**SHORT TASK**
Starting with the first line below and stopping after the line that contains "110, 306, 113]", turn these lines into a Markdown table with the columns Row and Line. Number each row and skip any blank lines.

===

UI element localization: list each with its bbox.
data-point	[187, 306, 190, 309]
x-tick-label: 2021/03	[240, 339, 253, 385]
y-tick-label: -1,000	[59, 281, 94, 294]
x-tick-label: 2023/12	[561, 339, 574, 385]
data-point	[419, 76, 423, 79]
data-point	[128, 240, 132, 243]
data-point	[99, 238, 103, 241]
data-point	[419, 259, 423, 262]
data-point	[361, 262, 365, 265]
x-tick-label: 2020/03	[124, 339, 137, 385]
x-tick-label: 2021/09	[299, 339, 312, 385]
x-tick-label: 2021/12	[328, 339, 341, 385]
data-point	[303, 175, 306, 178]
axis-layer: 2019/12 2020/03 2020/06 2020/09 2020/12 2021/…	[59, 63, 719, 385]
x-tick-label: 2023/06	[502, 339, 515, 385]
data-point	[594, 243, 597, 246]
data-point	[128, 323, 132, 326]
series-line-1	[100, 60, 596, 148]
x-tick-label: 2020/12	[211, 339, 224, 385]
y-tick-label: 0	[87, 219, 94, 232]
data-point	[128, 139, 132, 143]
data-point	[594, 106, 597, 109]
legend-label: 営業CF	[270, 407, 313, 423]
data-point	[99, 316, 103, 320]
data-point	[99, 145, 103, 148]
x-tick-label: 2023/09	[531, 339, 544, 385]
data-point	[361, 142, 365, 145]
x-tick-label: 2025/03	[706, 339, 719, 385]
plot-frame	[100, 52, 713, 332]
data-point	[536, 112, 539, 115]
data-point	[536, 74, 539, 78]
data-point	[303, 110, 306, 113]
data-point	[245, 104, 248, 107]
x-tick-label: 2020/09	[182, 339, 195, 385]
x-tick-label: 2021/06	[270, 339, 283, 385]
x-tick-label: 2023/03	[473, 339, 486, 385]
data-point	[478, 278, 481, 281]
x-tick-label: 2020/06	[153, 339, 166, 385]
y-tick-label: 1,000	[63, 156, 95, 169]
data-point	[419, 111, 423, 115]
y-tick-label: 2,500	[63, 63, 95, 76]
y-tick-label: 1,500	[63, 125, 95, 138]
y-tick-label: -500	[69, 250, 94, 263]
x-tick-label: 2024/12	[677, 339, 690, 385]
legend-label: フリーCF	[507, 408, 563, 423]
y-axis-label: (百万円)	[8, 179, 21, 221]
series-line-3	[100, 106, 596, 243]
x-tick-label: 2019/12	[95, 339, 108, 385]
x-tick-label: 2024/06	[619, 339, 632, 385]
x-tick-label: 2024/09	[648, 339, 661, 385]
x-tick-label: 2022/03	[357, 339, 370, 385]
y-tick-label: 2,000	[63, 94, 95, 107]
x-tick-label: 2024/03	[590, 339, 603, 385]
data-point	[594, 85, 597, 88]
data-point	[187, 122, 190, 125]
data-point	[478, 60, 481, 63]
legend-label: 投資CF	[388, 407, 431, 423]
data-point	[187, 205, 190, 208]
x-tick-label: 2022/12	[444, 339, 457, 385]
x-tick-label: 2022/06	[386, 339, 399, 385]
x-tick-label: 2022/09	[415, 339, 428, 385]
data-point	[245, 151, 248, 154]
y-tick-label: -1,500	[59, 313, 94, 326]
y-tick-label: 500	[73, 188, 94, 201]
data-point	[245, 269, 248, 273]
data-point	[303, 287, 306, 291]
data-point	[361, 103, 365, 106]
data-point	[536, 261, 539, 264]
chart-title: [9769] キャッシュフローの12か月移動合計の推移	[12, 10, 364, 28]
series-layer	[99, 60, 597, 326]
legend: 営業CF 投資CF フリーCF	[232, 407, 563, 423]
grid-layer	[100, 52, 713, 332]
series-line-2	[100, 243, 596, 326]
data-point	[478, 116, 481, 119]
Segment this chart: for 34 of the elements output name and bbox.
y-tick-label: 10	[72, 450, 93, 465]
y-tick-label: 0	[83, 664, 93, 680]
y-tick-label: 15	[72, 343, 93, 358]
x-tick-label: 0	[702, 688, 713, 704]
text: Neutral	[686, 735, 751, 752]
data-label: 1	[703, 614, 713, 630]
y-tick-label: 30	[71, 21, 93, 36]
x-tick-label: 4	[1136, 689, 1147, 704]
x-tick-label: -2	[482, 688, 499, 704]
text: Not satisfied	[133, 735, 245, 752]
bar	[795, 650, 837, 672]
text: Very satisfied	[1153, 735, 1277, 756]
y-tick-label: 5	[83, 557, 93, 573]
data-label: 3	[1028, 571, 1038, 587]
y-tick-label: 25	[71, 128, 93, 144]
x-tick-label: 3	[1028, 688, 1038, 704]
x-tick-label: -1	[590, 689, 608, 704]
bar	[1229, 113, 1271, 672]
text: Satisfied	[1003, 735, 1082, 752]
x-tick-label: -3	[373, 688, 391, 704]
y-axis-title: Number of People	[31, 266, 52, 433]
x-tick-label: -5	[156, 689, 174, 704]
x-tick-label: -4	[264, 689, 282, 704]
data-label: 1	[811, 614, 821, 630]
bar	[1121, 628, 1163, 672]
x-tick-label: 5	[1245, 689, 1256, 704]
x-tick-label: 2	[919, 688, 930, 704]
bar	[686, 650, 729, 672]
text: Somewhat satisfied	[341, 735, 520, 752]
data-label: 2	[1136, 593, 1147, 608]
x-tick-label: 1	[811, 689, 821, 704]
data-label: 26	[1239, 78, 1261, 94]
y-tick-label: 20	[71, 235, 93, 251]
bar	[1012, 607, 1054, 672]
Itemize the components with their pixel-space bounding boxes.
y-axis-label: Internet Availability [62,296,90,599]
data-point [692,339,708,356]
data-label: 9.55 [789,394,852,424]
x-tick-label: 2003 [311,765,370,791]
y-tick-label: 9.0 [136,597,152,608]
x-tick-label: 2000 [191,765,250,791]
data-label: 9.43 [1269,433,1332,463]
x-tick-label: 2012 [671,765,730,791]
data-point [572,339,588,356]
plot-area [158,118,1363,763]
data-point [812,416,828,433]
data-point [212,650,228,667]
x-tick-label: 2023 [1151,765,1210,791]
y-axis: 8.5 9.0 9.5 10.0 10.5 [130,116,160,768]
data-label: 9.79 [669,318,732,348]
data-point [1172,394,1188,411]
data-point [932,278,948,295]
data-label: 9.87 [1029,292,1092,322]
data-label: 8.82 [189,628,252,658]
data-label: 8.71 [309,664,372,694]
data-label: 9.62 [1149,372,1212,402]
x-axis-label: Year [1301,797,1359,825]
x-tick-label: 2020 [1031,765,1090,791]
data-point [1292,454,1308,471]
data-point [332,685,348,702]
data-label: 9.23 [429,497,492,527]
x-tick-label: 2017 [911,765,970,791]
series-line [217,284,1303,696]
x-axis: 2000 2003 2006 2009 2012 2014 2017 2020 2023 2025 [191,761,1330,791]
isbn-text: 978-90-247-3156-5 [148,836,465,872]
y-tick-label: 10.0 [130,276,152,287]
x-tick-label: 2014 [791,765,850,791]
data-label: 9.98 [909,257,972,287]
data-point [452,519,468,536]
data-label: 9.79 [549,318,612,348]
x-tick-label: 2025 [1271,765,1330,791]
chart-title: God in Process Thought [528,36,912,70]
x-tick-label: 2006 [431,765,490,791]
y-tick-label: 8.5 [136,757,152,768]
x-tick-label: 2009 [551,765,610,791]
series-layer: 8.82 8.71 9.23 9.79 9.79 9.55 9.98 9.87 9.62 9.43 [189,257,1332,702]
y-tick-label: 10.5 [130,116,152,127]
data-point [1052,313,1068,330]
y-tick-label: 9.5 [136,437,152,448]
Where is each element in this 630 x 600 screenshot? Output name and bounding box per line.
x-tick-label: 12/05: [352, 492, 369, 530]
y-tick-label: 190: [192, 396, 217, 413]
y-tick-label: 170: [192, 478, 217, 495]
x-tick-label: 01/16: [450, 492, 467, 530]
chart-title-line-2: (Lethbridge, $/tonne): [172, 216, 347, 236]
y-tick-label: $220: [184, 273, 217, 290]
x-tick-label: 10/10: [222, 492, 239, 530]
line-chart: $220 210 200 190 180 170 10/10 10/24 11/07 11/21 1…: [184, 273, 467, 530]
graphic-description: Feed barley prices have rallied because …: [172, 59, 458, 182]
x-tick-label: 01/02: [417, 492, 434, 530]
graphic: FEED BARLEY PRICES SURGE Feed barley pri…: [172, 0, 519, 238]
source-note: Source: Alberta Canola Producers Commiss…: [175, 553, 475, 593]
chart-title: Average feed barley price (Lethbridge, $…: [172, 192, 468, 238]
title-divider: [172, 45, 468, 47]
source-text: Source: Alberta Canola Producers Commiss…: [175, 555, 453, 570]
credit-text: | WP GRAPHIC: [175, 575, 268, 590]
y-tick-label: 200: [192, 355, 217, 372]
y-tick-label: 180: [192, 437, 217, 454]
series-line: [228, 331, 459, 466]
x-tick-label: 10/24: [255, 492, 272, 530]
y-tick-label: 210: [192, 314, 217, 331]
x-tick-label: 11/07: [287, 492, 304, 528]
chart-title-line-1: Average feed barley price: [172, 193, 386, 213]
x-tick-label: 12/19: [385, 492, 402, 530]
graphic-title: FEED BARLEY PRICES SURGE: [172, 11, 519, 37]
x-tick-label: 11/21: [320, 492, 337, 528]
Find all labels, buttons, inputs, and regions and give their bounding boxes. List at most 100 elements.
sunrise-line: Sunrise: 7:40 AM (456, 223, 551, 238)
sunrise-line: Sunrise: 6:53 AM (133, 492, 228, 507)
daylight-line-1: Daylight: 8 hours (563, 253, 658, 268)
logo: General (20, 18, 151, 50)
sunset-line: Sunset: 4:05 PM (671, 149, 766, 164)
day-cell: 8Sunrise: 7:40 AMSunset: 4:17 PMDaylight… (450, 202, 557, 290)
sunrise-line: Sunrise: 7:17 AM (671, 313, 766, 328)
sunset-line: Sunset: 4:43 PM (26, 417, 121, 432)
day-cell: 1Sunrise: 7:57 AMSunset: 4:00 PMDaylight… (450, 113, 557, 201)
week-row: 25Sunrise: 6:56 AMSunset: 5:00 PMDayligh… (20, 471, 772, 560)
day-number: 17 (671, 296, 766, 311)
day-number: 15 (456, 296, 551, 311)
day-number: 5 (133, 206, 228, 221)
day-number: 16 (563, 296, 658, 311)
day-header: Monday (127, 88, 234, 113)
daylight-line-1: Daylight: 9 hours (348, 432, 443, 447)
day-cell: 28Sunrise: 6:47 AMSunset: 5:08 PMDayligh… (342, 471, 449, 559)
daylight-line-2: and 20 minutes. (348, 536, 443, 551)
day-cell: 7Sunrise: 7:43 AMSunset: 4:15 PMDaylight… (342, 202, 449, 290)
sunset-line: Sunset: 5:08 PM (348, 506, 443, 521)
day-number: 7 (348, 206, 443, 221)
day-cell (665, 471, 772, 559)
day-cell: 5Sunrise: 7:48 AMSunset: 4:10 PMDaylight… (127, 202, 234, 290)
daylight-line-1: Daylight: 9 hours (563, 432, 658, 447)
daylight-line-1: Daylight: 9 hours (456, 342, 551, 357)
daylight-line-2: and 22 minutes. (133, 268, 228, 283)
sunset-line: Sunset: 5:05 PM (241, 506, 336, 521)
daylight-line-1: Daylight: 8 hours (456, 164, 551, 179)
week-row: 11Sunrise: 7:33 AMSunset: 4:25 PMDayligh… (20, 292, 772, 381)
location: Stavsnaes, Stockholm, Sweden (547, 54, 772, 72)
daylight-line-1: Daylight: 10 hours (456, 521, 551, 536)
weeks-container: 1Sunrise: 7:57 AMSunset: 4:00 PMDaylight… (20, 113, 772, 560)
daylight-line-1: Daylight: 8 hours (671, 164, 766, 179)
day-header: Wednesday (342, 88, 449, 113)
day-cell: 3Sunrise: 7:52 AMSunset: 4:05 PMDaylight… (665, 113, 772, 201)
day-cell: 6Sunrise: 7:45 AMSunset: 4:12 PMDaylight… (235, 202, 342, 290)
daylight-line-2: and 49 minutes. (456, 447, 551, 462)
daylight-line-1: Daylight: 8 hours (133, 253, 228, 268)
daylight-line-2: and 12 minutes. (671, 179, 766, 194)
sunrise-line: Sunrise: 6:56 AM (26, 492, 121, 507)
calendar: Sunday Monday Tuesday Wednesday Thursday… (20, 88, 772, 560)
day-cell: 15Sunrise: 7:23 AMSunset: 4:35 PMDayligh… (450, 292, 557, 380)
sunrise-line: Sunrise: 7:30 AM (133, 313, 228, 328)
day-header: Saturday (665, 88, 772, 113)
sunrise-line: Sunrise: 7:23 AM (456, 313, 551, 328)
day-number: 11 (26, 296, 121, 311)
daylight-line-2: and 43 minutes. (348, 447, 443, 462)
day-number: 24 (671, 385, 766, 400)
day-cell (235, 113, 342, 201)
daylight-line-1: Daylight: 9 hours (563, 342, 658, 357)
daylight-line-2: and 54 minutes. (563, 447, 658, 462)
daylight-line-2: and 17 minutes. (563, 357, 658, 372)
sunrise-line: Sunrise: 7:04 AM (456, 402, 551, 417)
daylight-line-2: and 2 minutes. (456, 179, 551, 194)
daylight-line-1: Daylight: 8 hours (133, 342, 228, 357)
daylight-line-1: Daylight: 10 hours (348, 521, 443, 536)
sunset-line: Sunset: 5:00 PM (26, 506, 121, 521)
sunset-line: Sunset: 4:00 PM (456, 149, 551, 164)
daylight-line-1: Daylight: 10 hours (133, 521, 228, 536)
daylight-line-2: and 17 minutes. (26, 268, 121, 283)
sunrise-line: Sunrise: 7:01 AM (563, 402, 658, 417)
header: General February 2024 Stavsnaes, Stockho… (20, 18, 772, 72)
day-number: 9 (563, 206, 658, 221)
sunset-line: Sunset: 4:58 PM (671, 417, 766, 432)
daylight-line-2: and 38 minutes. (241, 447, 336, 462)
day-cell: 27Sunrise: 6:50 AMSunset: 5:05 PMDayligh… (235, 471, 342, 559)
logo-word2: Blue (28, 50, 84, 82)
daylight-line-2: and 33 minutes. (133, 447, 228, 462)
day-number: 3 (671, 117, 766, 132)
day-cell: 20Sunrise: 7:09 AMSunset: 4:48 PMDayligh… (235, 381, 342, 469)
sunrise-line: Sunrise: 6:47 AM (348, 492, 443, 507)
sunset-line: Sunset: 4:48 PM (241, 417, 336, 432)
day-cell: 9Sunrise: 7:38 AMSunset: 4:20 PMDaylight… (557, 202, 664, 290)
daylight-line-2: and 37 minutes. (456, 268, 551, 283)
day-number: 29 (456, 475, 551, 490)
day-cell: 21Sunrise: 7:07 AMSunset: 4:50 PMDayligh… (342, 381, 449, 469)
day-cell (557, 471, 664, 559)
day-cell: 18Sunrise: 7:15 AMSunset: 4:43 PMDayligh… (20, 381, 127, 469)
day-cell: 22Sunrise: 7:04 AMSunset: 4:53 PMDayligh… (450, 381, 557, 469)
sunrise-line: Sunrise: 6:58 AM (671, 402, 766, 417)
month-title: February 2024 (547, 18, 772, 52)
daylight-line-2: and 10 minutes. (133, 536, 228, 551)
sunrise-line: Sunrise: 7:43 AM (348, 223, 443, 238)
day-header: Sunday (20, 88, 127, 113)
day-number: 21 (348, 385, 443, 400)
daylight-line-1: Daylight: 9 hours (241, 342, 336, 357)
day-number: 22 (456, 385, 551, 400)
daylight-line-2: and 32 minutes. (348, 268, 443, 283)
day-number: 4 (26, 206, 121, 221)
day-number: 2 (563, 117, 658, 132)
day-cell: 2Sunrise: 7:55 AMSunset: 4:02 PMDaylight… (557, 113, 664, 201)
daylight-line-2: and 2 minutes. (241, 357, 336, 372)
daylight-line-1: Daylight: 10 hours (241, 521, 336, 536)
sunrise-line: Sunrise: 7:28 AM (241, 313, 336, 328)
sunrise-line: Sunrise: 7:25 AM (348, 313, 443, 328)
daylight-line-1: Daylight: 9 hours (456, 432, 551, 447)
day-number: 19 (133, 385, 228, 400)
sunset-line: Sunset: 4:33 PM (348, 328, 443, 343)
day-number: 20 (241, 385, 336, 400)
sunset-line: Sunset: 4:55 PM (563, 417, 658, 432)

===

**THE COMPLETED TASK**
| Row | Line |
|---|---|
| 1 | UI element localization: list each with its bbox. |
| 2 | data-point	[187, 306, 190, 309] |
| 3 | x-tick-label: 2021/03	[240, 339, 253, 385] |
| 4 | y-tick-label: -1,000	[59, 281, 94, 294] |
| 5 | x-tick-label: 2023/12	[561, 339, 574, 385] |
| 6 | data-point	[419, 76, 423, 79] |
| 7 | data-point	[128, 240, 132, 243] |
| 8 | data-point	[99, 238, 103, 241] |
| 9 | data-point	[419, 259, 423, 262] |
| 10 | data-point	[361, 262, 365, 265] |
| 11 | x-tick-label: 2020/03	[124, 339, 137, 385] |
| 12 | x-tick-label: 2021/09	[299, 339, 312, 385] |
| 13 | x-tick-label: 2021/12	[328, 339, 341, 385] |
| 14 | data-point	[303, 175, 306, 178] |
| 15 | axis-layer: 2019/12 2020/03 2020/06 2020/09 2020/12 2021/…	[59, 63, 719, 385] |
| 16 | x-tick-label: 2023/06	[502, 339, 515, 385] |
| 17 | data-point	[594, 243, 597, 246] |
| 18 | data-point	[128, 323, 132, 326] |
| 19 | series-line-1	[100, 60, 596, 148] |
| 20 | x-tick-label: 2020/12	[211, 339, 224, 385] |
| 21 | y-tick-label: 0	[87, 219, 94, 232] |
| 22 | data-point	[128, 139, 132, 143] |
| 23 | data-point	[594, 106, 597, 109] |
| 24 | legend-label: 営業CF	[270, 407, 313, 423] |
| 25 | data-point	[99, 316, 103, 320] |
| 26 | data-point	[99, 145, 103, 148] |
| 27 | x-tick-label: 2023/09	[531, 339, 544, 385] |
| 28 | data-point	[361, 142, 365, 145] |
| 29 | x-tick-label: 2025/03	[706, 339, 719, 385] |
| 30 | plot-frame	[100, 52, 713, 332] |
| 31 | data-point	[536, 112, 539, 115] |
| 32 | data-point	[536, 74, 539, 78] |
| 33 | data-point	[303, 110, 306, 113] |